Exercise:
Keep every line where the word "quantity" appears; drop the rest.

Source data:
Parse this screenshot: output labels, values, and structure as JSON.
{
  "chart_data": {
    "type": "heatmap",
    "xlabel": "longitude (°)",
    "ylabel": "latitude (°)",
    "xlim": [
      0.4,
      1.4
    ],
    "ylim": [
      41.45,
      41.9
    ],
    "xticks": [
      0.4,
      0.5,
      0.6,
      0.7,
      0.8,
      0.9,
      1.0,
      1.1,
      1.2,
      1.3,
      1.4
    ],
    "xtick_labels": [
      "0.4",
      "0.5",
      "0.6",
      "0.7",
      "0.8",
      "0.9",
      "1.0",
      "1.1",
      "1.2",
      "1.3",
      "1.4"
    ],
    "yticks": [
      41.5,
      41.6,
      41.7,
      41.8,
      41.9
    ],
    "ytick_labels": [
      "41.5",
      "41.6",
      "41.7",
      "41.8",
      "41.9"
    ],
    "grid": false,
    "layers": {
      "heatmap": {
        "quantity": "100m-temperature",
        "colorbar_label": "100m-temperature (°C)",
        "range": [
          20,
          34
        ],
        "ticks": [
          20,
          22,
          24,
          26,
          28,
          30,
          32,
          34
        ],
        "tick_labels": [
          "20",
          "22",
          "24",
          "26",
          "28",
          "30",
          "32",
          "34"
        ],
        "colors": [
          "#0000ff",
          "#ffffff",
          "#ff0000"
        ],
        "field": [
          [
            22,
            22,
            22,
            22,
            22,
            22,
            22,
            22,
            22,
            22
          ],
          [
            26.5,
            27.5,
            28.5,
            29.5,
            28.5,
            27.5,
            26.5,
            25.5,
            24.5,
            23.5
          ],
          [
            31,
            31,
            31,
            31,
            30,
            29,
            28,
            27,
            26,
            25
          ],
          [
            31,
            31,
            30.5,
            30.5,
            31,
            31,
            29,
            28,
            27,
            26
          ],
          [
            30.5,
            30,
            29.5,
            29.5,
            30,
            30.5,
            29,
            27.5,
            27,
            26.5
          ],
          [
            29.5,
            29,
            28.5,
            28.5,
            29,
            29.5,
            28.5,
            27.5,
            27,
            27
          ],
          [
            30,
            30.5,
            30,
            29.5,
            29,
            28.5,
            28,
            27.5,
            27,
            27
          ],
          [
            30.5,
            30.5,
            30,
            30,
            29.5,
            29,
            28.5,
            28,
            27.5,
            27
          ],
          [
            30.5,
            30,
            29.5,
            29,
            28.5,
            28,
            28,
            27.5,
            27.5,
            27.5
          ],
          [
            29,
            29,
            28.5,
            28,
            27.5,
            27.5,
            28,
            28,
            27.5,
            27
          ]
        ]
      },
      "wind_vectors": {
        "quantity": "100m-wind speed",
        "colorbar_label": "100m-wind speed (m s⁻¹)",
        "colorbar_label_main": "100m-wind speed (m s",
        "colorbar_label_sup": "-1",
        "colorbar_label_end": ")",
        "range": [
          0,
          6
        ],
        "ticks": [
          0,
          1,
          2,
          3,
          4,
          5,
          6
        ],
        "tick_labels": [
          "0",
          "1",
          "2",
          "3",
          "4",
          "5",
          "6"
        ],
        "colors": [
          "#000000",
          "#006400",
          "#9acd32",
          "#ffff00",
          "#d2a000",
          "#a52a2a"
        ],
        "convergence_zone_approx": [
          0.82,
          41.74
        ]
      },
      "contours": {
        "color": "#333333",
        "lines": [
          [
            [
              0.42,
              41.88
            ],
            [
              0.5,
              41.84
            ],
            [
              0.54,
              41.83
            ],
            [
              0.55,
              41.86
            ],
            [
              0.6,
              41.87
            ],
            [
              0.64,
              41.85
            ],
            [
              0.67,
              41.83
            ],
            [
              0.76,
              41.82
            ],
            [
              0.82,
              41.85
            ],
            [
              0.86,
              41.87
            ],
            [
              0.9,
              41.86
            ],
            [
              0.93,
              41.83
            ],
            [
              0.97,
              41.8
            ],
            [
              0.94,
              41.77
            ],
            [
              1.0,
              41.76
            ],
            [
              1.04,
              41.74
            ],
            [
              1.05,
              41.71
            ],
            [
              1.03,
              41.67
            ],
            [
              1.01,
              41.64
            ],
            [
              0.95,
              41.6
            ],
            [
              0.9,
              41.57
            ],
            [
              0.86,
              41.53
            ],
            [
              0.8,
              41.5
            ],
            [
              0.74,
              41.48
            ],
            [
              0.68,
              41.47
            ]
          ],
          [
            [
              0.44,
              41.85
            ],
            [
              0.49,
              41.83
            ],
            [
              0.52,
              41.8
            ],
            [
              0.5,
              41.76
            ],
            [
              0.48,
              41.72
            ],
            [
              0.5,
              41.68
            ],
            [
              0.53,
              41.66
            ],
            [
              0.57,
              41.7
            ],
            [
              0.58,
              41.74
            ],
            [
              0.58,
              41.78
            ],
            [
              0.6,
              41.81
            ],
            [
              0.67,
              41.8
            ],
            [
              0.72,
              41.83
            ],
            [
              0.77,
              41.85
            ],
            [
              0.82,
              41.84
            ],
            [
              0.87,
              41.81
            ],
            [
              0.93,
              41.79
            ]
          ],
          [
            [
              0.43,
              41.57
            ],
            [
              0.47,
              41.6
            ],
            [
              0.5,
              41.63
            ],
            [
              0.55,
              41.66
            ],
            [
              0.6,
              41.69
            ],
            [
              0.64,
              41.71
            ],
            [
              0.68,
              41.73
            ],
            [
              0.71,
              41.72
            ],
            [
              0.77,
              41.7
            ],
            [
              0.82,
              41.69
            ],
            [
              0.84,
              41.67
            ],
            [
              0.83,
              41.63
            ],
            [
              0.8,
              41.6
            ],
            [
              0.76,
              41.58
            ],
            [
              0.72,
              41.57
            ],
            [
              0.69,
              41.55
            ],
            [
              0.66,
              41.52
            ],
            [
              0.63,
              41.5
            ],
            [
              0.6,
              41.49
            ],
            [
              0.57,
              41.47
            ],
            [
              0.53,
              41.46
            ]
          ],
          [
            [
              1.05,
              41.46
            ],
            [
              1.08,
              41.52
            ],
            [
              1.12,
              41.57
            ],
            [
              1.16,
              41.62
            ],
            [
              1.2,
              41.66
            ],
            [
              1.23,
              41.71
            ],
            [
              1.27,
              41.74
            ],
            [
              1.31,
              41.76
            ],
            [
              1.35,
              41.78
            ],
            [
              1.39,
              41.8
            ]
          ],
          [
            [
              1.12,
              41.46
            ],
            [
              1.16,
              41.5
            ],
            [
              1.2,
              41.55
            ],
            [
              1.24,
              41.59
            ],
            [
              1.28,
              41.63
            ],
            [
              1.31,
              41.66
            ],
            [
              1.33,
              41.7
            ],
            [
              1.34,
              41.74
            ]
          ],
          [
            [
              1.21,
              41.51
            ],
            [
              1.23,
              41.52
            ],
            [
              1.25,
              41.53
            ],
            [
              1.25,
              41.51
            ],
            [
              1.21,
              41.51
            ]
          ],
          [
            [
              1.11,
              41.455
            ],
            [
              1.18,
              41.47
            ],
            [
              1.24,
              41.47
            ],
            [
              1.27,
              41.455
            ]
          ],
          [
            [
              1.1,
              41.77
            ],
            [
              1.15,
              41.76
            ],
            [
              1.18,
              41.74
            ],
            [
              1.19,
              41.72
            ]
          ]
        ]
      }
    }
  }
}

Correct response:
        "quantity": "100m-temperature",
        "quantity": "100m-wind speed",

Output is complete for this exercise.